The input

----

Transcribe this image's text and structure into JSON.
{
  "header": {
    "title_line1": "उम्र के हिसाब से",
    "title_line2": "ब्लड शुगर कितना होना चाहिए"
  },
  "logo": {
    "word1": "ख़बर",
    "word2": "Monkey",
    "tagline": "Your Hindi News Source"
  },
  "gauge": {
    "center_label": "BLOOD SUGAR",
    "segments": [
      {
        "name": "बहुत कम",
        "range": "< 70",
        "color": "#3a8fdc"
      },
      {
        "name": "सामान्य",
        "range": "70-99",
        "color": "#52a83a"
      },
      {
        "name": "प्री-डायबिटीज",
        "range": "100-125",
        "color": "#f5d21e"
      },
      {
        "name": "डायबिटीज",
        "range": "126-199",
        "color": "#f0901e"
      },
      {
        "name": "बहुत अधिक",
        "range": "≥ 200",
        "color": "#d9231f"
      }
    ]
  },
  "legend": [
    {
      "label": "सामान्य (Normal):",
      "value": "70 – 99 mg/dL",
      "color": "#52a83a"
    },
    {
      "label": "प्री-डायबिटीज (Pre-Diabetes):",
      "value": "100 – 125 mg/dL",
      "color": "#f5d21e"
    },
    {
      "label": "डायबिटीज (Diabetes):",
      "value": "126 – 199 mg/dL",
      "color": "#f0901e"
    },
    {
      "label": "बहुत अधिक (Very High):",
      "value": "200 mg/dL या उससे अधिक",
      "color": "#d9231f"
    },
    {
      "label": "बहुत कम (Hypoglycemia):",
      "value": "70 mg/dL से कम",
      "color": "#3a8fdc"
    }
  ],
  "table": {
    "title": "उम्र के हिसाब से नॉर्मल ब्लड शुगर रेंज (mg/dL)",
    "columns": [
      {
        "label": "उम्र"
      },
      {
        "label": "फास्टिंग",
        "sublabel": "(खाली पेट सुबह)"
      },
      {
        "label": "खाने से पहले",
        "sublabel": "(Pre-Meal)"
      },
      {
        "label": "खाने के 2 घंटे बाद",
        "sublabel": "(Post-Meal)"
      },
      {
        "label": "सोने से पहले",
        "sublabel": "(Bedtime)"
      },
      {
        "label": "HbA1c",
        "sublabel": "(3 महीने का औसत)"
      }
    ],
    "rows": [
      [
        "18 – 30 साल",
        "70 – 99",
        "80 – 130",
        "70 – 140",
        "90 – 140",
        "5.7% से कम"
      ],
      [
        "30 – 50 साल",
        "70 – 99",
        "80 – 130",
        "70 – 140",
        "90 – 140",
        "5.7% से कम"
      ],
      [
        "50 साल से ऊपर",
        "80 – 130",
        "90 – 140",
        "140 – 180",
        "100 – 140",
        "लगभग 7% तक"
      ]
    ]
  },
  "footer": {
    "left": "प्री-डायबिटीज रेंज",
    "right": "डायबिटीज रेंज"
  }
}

----

Exercise
Write out every entry verbatim.

Complete answer
Transcribe this image's text and structure into JSON.
{
  "header": {
    "title_line1": "उम्र के हिसाब से",
    "title_line2": "ब्लड शुगर कितना होना चाहिए"
  },
  "logo": {
    "word1": "ख़बर",
    "word2": "Monkey",
    "tagline": "Your Hindi News Source"
  },
  "gauge": {
    "center_label": "BLOOD SUGAR",
    "segments": [
      {
        "name": "बहुत कम",
        "range": "< 70",
        "color": "#3a8fdc"
      },
      {
        "name": "सामान्य",
        "range": "70-99",
        "color": "#52a83a"
      },
      {
        "name": "प्री-डायबिटीज",
        "range": "100-125",
        "color": "#f5d21e"
      },
      {
        "name": "डायबिटीज",
        "range": "126-199",
        "color": "#f0901e"
      },
      {
        "name": "बहुत अधिक",
        "range": "≥ 200",
        "color": "#d9231f"
      }
    ]
  },
  "legend": [
    {
      "label": "सामान्य (Normal):",
      "value": "70 – 99 mg/dL",
      "color": "#52a83a"
    },
    {
      "label": "प्री-डायबिटीज (Pre-Diabetes):",
      "value": "100 – 125 mg/dL",
      "color": "#f5d21e"
    },
    {
      "label": "डायबिटीज (Diabetes):",
      "value": "126 – 199 mg/dL",
      "color": "#f0901e"
    },
    {
      "label": "बहुत अधिक (Very High):",
      "value": "200 mg/dL या उससे अधिक",
      "color": "#d9231f"
    },
    {
      "label": "बहुत कम (Hypoglycemia):",
      "value": "70 mg/dL से कम",
      "color": "#3a8fdc"
    }
  ],
  "table": {
    "title": "उम्र के हिसाब से नॉर्मल ब्लड शुगर रेंज (mg/dL)",
    "columns": [
      {
        "label": "उम्र"
      },
      {
        "label": "फास्टिंग",
        "sublabel": "(खाली पेट सुबह)"
      },
      {
        "label": "खाने से पहले",
        "sublabel": "(Pre-Meal)"
      },
      {
        "label": "खाने के 2 घंटे बाद",
        "sublabel": "(Post-Meal)"
      },
      {
        "label": "सोने से पहले",
        "sublabel": "(Bedtime)"
      },
      {
        "label": "HbA1c",
        "sublabel": "(3 महीने का औसत)"
      }
    ],
    "rows": [
      [
        "18 – 30 साल",
        "70 – 99",
        "80 – 130",
        "70 – 140",
        "90 – 140",
        "5.7% से कम"
      ],
      [
        "30 – 50 साल",
        "70 – 99",
        "80 – 130",
        "70 – 140",
        "90 – 140",
        "5.7% से कम"
      ],
      [
        "50 साल से ऊपर",
        "80 – 130",
        "90 – 140",
        "140 – 180",
        "100 – 140",
        "लगभग 7% तक"
      ]
    ]
  },
  "footer": {
    "left": "प्री-डायबिटीज रेंज",
    "right": "डायबिटीज रेंज"
  }
}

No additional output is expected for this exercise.